## [WORK TO BE COMPLETED]
Reproduce the material exactly, omitting nothing.

>>>>

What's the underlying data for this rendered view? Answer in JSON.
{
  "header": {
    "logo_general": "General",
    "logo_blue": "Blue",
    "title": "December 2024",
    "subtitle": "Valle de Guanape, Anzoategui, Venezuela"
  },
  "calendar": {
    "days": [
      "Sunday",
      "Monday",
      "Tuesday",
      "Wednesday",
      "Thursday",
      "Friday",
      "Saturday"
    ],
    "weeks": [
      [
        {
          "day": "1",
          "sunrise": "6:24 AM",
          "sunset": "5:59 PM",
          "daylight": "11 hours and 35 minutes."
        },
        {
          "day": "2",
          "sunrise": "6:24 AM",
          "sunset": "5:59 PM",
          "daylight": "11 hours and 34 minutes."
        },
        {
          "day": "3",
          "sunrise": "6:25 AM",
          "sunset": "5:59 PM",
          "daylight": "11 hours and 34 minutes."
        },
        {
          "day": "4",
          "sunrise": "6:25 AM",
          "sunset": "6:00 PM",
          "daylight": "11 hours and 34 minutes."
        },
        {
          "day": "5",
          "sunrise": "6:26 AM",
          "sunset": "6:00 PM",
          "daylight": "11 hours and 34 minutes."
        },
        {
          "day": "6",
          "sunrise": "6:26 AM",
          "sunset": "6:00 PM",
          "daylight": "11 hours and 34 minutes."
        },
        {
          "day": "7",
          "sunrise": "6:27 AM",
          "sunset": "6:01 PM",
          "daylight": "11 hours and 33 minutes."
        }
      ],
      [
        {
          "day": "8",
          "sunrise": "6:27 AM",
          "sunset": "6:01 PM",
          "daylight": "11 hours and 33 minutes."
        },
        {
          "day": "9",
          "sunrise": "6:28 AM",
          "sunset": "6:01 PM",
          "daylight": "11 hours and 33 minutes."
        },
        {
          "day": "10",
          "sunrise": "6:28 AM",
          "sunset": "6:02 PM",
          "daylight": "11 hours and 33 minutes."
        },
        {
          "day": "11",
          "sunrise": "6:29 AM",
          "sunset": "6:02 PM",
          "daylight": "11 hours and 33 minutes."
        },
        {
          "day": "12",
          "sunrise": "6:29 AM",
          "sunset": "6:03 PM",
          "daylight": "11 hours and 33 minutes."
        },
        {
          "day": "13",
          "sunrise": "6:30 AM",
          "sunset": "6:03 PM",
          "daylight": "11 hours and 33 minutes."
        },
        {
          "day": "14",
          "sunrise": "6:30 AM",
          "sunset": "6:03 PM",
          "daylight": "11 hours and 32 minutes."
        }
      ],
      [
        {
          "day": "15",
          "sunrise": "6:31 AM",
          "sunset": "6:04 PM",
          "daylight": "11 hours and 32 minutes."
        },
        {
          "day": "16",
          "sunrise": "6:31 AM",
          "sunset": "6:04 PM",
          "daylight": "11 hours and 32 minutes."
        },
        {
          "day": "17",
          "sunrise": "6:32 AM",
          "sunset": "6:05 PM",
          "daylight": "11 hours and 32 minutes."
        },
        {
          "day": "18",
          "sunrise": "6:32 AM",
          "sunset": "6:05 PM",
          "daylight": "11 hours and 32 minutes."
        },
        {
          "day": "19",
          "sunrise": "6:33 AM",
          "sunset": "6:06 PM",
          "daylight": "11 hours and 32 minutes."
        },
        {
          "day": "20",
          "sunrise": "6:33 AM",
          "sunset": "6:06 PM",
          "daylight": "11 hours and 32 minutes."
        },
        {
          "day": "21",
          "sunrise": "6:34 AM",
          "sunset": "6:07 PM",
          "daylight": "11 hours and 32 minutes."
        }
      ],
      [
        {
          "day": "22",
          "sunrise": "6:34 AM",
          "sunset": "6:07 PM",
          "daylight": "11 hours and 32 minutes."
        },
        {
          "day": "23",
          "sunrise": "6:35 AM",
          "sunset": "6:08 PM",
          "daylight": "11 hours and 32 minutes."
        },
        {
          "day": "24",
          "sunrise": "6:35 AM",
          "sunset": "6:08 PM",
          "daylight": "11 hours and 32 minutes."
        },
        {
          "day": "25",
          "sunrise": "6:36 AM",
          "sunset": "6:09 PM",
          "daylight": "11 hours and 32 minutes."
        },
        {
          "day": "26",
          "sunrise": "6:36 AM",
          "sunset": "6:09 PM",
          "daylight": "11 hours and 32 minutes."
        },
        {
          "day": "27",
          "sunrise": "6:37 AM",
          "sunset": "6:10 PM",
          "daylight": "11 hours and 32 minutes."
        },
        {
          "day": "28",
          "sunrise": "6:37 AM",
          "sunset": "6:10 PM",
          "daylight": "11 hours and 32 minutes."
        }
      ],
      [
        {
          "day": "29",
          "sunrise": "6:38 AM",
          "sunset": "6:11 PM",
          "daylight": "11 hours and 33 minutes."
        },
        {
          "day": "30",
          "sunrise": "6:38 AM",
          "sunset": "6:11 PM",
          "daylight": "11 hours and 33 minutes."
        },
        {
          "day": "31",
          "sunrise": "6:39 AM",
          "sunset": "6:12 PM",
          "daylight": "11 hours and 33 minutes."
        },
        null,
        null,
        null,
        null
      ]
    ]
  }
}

<<<<

## [OUTPUT OF THE EXERCISE]
What's the underlying data for this rendered view? Answer in JSON.
{
  "header": {
    "logo_general": "General",
    "logo_blue": "Blue",
    "title": "December 2024",
    "subtitle": "Valle de Guanape, Anzoategui, Venezuela"
  },
  "calendar": {
    "days": [
      "Sunday",
      "Monday",
      "Tuesday",
      "Wednesday",
      "Thursday",
      "Friday",
      "Saturday"
    ],
    "weeks": [
      [
        {
          "day": "1",
          "sunrise": "6:24 AM",
          "sunset": "5:59 PM",
          "daylight": "11 hours and 35 minutes."
        },
        {
          "day": "2",
          "sunrise": "6:24 AM",
          "sunset": "5:59 PM",
          "daylight": "11 hours and 34 minutes."
        },
        {
          "day": "3",
          "sunrise": "6:25 AM",
          "sunset": "5:59 PM",
          "daylight": "11 hours and 34 minutes."
        },
        {
          "day": "4",
          "sunrise": "6:25 AM",
          "sunset": "6:00 PM",
          "daylight": "11 hours and 34 minutes."
        },
        {
          "day": "5",
          "sunrise": "6:26 AM",
          "sunset": "6:00 PM",
          "daylight": "11 hours and 34 minutes."
        },
        {
          "day": "6",
          "sunrise": "6:26 AM",
          "sunset": "6:00 PM",
          "daylight": "11 hours and 34 minutes."
        },
        {
          "day": "7",
          "sunrise": "6:27 AM",
          "sunset": "6:01 PM",
          "daylight": "11 hours and 33 minutes."
        }
      ],
      [
        {
          "day": "8",
          "sunrise": "6:27 AM",
          "sunset": "6:01 PM",
          "daylight": "11 hours and 33 minutes."
        },
        {
          "day": "9",
          "sunrise": "6:28 AM",
          "sunset": "6:01 PM",
          "daylight": "11 hours and 33 minutes."
        },
        {
          "day": "10",
          "sunrise": "6:28 AM",
          "sunset": "6:02 PM",
          "daylight": "11 hours and 33 minutes."
        },
        {
          "day": "11",
          "sunrise": "6:29 AM",
          "sunset": "6:02 PM",
          "daylight": "11 hours and 33 minutes."
        },
        {
          "day": "12",
          "sunrise": "6:29 AM",
          "sunset": "6:03 PM",
          "daylight": "11 hours and 33 minutes."
        },
        {
          "day": "13",
          "sunrise": "6:30 AM",
          "sunset": "6:03 PM",
          "daylight": "11 hours and 33 minutes."
        },
        {
          "day": "14",
          "sunrise": "6:30 AM",
          "sunset": "6:03 PM",
          "daylight": "11 hours and 32 minutes."
        }
      ],
      [
        {
          "day": "15",
          "sunrise": "6:31 AM",
          "sunset": "6:04 PM",
          "daylight": "11 hours and 32 minutes."
        },
        {
          "day": "16",
          "sunrise": "6:31 AM",
          "sunset": "6:04 PM",
          "daylight": "11 hours and 32 minutes."
        },
        {
          "day": "17",
          "sunrise": "6:32 AM",
          "sunset": "6:05 PM",
          "daylight": "11 hours and 32 minutes."
        },
        {
          "day": "18",
          "sunrise": "6:32 AM",
          "sunset": "6:05 PM",
          "daylight": "11 hours and 32 minutes."
        },
        {
          "day": "19",
          "sunrise": "6:33 AM",
          "sunset": "6:06 PM",
          "daylight": "11 hours and 32 minutes."
        },
        {
          "day": "20",
          "sunrise": "6:33 AM",
          "sunset": "6:06 PM",
          "daylight": "11 hours and 32 minutes."
        },
        {
          "day": "21",
          "sunrise": "6:34 AM",
          "sunset": "6:07 PM",
          "daylight": "11 hours and 32 minutes."
        }
      ],
      [
        {
          "day": "22",
          "sunrise": "6:34 AM",
          "sunset": "6:07 PM",
          "daylight": "11 hours and 32 minutes."
        },
        {
          "day": "23",
          "sunrise": "6:35 AM",
          "sunset": "6:08 PM",
          "daylight": "11 hours and 32 minutes."
        },
        {
          "day": "24",
          "sunrise": "6:35 AM",
          "sunset": "6:08 PM",
          "daylight": "11 hours and 32 minutes."
        },
        {
          "day": "25",
          "sunrise": "6:36 AM",
          "sunset": "6:09 PM",
          "daylight": "11 hours and 32 minutes."
        },
        {
          "day": "26",
          "sunrise": "6:36 AM",
          "sunset": "6:09 PM",
          "daylight": "11 hours and 32 minutes."
        },
        {
          "day": "27",
          "sunrise": "6:37 AM",
          "sunset": "6:10 PM",
          "daylight": "11 hours and 32 minutes."
        },
        {
          "day": "28",
          "sunrise": "6:37 AM",
          "sunset": "6:10 PM",
          "daylight": "11 hours and 32 minutes."
        }
      ],
      [
        {
          "day": "29",
          "sunrise": "6:38 AM",
          "sunset": "6:11 PM",
          "daylight": "11 hours and 33 minutes."
        },
        {
          "day": "30",
          "sunrise": "6:38 AM",
          "sunset": "6:11 PM",
          "daylight": "11 hours and 33 minutes."
        },
        {
          "day": "31",
          "sunrise": "6:39 AM",
          "sunset": "6:12 PM",
          "daylight": "11 hours and 33 minutes."
        },
        null,
        null,
        null,
        null
      ]
    ]
  }
}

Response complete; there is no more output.